# [Records for the task]
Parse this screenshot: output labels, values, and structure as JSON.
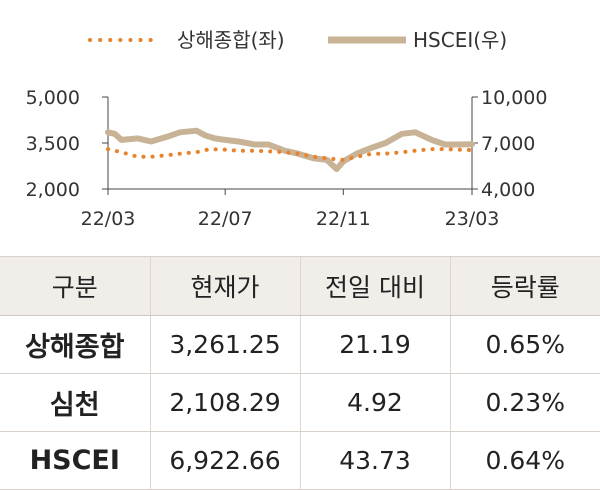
{
  "chart_data": {
    "type": "line",
    "x_ticks": [
      "22/03",
      "22/07",
      "22/11",
      "23/03"
    ],
    "y_left": {
      "ticks": [
        "5,000",
        "3,500",
        "2,000"
      ],
      "range": [
        2000,
        5000
      ]
    },
    "y_right": {
      "ticks": [
        "10,000",
        "7,000",
        "4,000"
      ],
      "range": [
        4000,
        10000
      ]
    },
    "series": [
      {
        "name": "상해종합(좌)",
        "axis": "left",
        "color": "#e8822b",
        "style": "dotted",
        "x": [
          "2022-03-01",
          "2022-03-15",
          "2022-04-01",
          "2022-04-15",
          "2022-05-01",
          "2022-05-15",
          "2022-06-01",
          "2022-06-15",
          "2022-07-01",
          "2022-07-15",
          "2022-08-01",
          "2022-08-15",
          "2022-09-01",
          "2022-09-15",
          "2022-10-01",
          "2022-10-15",
          "2022-10-31",
          "2022-11-15",
          "2022-12-01",
          "2022-12-15",
          "2023-01-01",
          "2023-01-15",
          "2023-02-01",
          "2023-02-15",
          "2023-03-01",
          "2023-03-15"
        ],
        "y": [
          3300,
          3200,
          3050,
          3050,
          3100,
          3150,
          3200,
          3300,
          3280,
          3250,
          3250,
          3230,
          3200,
          3150,
          3050,
          3000,
          2950,
          3050,
          3150,
          3150,
          3200,
          3250,
          3300,
          3300,
          3280,
          3270
        ]
      },
      {
        "name": "HSCEI(우)",
        "axis": "right",
        "color": "#c8b396",
        "style": "solid",
        "x": [
          "2022-03-01",
          "2022-03-08",
          "2022-03-15",
          "2022-04-01",
          "2022-04-15",
          "2022-05-01",
          "2022-05-15",
          "2022-06-01",
          "2022-06-10",
          "2022-06-20",
          "2022-07-01",
          "2022-07-15",
          "2022-08-01",
          "2022-08-15",
          "2022-09-01",
          "2022-09-15",
          "2022-10-01",
          "2022-10-15",
          "2022-10-25",
          "2022-11-01",
          "2022-11-15",
          "2022-12-01",
          "2022-12-15",
          "2023-01-01",
          "2023-01-15",
          "2023-02-01",
          "2023-02-15",
          "2023-03-01",
          "2023-03-15"
        ],
        "y": [
          7700,
          7600,
          7200,
          7300,
          7100,
          7400,
          7700,
          7800,
          7500,
          7300,
          7200,
          7100,
          6900,
          6900,
          6500,
          6300,
          6000,
          5900,
          5300,
          5800,
          6300,
          6700,
          7000,
          7600,
          7700,
          7200,
          6900,
          6900,
          6920
        ]
      }
    ]
  },
  "table": {
    "headers": [
      "구분",
      "현재가",
      "전일 대비",
      "등락률"
    ],
    "rows": [
      [
        "상해종합",
        "3,261.25",
        "21.19",
        "0.65%"
      ],
      [
        "심천",
        "2,108.29",
        "4.92",
        "0.23%"
      ],
      [
        "HSCEI",
        "6,922.66",
        "43.73",
        "0.64%"
      ]
    ]
  }
}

# [What the task requires]
Apart from the pictures, the entries above are to be repeated in full and exactly.

# [Result for this exercise]
Parse this screenshot: output labels, values, and structure as JSON.
{
  "chart_data": {
    "type": "line",
    "x_ticks": [
      "22/03",
      "22/07",
      "22/11",
      "23/03"
    ],
    "y_left": {
      "ticks": [
        "5,000",
        "3,500",
        "2,000"
      ],
      "range": [
        2000,
        5000
      ]
    },
    "y_right": {
      "ticks": [
        "10,000",
        "7,000",
        "4,000"
      ],
      "range": [
        4000,
        10000
      ]
    },
    "series": [
      {
        "name": "상해종합(좌)",
        "axis": "left",
        "color": "#e8822b",
        "style": "dotted",
        "x": [
          "2022-03-01",
          "2022-03-15",
          "2022-04-01",
          "2022-04-15",
          "2022-05-01",
          "2022-05-15",
          "2022-06-01",
          "2022-06-15",
          "2022-07-01",
          "2022-07-15",
          "2022-08-01",
          "2022-08-15",
          "2022-09-01",
          "2022-09-15",
          "2022-10-01",
          "2022-10-15",
          "2022-10-31",
          "2022-11-15",
          "2022-12-01",
          "2022-12-15",
          "2023-01-01",
          "2023-01-15",
          "2023-02-01",
          "2023-02-15",
          "2023-03-01",
          "2023-03-15"
        ],
        "y": [
          3300,
          3200,
          3050,
          3050,
          3100,
          3150,
          3200,
          3300,
          3280,
          3250,
          3250,
          3230,
          3200,
          3150,
          3050,
          3000,
          2950,
          3050,
          3150,
          3150,
          3200,
          3250,
          3300,
          3300,
          3280,
          3270
        ]
      },
      {
        "name": "HSCEI(우)",
        "axis": "right",
        "color": "#c8b396",
        "style": "solid",
        "x": [
          "2022-03-01",
          "2022-03-08",
          "2022-03-15",
          "2022-04-01",
          "2022-04-15",
          "2022-05-01",
          "2022-05-15",
          "2022-06-01",
          "2022-06-10",
          "2022-06-20",
          "2022-07-01",
          "2022-07-15",
          "2022-08-01",
          "2022-08-15",
          "2022-09-01",
          "2022-09-15",
          "2022-10-01",
          "2022-10-15",
          "2022-10-25",
          "2022-11-01",
          "2022-11-15",
          "2022-12-01",
          "2022-12-15",
          "2023-01-01",
          "2023-01-15",
          "2023-02-01",
          "2023-02-15",
          "2023-03-01",
          "2023-03-15"
        ],
        "y": [
          7700,
          7600,
          7200,
          7300,
          7100,
          7400,
          7700,
          7800,
          7500,
          7300,
          7200,
          7100,
          6900,
          6900,
          6500,
          6300,
          6000,
          5900,
          5300,
          5800,
          6300,
          6700,
          7000,
          7600,
          7700,
          7200,
          6900,
          6900,
          6920
        ]
      }
    ]
  },
  "table": {
    "headers": [
      "구분",
      "현재가",
      "전일 대비",
      "등락률"
    ],
    "rows": [
      [
        "상해종합",
        "3,261.25",
        "21.19",
        "0.65%"
      ],
      [
        "심천",
        "2,108.29",
        "4.92",
        "0.23%"
      ],
      [
        "HSCEI",
        "6,922.66",
        "43.73",
        "0.64%"
      ]
    ]
  }
}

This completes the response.